_Task objective:_
Output every entry exactly as written.

[Lines of data]

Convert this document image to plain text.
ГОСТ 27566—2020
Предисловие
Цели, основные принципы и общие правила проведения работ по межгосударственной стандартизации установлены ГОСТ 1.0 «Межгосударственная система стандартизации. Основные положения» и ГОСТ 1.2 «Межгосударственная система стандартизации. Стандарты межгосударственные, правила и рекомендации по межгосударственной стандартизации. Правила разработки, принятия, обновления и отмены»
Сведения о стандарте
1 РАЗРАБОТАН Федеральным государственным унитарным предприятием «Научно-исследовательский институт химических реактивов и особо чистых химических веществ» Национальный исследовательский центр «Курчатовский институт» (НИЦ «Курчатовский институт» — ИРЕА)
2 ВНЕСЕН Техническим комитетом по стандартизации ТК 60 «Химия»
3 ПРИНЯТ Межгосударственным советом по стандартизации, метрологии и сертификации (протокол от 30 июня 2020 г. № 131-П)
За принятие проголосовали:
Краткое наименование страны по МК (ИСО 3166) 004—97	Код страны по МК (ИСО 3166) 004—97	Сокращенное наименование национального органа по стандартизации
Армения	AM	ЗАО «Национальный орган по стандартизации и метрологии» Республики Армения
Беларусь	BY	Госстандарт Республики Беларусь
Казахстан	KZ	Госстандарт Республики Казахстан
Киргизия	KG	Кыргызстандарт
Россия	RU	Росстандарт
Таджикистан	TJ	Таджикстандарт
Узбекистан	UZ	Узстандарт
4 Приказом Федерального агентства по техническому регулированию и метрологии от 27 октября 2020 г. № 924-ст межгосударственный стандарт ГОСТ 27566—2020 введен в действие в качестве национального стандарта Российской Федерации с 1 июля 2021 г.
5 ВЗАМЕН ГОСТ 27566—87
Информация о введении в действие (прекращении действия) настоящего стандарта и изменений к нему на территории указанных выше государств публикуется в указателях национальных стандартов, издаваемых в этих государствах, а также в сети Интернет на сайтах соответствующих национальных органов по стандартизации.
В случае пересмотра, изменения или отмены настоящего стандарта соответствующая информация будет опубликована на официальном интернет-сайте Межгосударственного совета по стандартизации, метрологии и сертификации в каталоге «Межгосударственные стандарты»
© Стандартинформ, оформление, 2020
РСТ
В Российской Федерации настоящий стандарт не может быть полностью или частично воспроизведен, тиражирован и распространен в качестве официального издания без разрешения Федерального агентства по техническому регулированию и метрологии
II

_Finished task:_
Convert this document image to plain text.
ГОСТ 27566—2020
Предисловие
Цели, основные принципы и общие правила проведения работ по межгосударственной стандартизации установлены ГОСТ 1.0 «Межгосударственная система стандартизации. Основные положения» и ГОСТ 1.2 «Межгосударственная система стандартизации. Стандарты межгосударственные, правила и рекомендации по межгосударственной стандартизации. Правила разработки, принятия, обновления и отмены»
Сведения о стандарте
1 РАЗРАБОТАН Федеральным государственным унитарным предприятием «Научно-исследовательский институт химических реактивов и особо чистых химических веществ» Национальный исследовательский центр «Курчатовский институт» (НИЦ «Курчатовский институт» — ИРЕА)
2 ВНЕСЕН Техническим комитетом по стандартизации ТК 60 «Химия»
3 ПРИНЯТ Межгосударственным советом по стандартизации, метрологии и сертификации (протокол от 30 июня 2020 г. № 131-П)
За принятие проголосовали:
Краткое наименование страны по МК (ИСО 3166) 004—97	Код страны по МК (ИСО 3166) 004—97	Сокращенное наименование национального органа по стандартизации
Армения	AM	ЗАО «Национальный орган по стандартизации и метрологии» Республики Армения
Беларусь	BY	Госстандарт Республики Беларусь
Казахстан	KZ	Госстандарт Республики Казахстан
Киргизия	KG	Кыргызстандарт
Россия	RU	Росстандарт
Таджикистан	TJ	Таджикстандарт
Узбекистан	UZ	Узстандарт
4 Приказом Федерального агентства по техническому регулированию и метрологии от 27 октября 2020 г. № 924-ст межгосударственный стандарт ГОСТ 27566—2020 введен в действие в качестве национального стандарта Российской Федерации с 1 июля 2021 г.
5 ВЗАМЕН ГОСТ 27566—87
Информация о введении в действие (прекращении действия) настоящего стандарта и изменений к нему на территории указанных выше государств публикуется в указателях национальных стандартов, издаваемых в этих государствах, а также в сети Интернет на сайтах соответствующих национальных органов по стандартизации.
В случае пересмотра, изменения или отмены настоящего стандарта соответствующая информация будет опубликована на официальном интернет-сайте Межгосударственного совета по стандартизации, метрологии и сертификации в каталоге «Межгосударственные стандарты»
© Стандартинформ, оформление, 2020
РСТ
В Российской Федерации настоящий стандарт не может быть полностью или частично воспроизведен, тиражирован и распространен в качестве официального издания без разрешения Федерального агентства по техническому регулированию и метрологии
II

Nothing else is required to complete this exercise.